* [SHORT PROBLEM]:
Pull out all lines from the listing below in which the word "this" appears.

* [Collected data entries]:
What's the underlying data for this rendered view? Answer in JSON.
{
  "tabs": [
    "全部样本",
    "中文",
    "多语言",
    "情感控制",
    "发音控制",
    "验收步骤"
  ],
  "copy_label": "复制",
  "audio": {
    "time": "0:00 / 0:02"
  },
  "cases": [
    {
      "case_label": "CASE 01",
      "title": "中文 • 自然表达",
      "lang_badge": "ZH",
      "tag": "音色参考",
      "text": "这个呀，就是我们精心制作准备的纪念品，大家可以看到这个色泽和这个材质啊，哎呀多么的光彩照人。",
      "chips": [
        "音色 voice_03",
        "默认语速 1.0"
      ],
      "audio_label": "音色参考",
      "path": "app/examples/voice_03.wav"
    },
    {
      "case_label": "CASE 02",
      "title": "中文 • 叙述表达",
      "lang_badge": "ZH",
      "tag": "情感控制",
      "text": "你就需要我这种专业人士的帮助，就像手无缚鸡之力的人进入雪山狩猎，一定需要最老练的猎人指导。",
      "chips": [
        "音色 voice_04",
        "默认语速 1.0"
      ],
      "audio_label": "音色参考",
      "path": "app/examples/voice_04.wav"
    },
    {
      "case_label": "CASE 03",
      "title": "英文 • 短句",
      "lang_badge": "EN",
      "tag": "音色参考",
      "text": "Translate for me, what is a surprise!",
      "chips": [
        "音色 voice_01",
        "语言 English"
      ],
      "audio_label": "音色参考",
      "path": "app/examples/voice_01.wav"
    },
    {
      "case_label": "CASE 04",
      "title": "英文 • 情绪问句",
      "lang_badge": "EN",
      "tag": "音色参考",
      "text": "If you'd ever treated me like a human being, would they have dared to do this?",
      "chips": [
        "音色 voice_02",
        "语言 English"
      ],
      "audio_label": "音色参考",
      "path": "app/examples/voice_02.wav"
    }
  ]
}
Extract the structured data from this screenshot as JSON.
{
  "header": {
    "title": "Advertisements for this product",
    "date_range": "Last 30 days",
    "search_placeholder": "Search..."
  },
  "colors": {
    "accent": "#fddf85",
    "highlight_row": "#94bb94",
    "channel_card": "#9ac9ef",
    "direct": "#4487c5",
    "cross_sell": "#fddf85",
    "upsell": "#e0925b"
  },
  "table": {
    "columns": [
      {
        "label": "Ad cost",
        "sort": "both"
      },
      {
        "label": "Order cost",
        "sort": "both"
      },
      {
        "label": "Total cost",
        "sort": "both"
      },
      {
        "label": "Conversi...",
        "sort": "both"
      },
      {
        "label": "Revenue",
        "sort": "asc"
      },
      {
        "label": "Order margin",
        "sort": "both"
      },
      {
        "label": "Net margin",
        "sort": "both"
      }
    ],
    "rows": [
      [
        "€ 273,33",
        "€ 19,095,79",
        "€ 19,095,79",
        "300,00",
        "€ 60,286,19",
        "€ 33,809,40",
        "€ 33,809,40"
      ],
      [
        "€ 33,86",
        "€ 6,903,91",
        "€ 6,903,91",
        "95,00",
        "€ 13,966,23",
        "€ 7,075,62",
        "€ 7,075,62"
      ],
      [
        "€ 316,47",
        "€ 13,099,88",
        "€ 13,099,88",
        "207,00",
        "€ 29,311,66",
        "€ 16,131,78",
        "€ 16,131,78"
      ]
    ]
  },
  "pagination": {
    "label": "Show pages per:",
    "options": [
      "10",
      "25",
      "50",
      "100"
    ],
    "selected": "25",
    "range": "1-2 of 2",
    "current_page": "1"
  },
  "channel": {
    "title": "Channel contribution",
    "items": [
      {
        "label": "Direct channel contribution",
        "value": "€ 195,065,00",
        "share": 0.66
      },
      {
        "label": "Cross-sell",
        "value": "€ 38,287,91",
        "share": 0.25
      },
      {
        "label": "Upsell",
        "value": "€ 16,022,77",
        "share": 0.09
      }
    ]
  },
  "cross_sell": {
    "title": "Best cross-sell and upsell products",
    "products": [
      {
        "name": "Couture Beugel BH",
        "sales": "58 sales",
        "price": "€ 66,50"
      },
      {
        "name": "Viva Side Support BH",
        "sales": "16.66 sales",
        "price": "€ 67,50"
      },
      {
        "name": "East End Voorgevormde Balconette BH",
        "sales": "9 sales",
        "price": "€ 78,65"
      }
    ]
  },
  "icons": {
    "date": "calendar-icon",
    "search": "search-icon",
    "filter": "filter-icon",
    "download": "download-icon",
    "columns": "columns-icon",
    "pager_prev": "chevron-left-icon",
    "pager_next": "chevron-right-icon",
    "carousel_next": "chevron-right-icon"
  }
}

* [FINAL RESULT]:
What's the underlying data for this rendered view? Answer in JSON.
      "text": "If you'd ever treated me like a human being, would they have dared to do this?",
Extract the structured data from this screenshot as JSON.
    "title": "Advertisements for this product",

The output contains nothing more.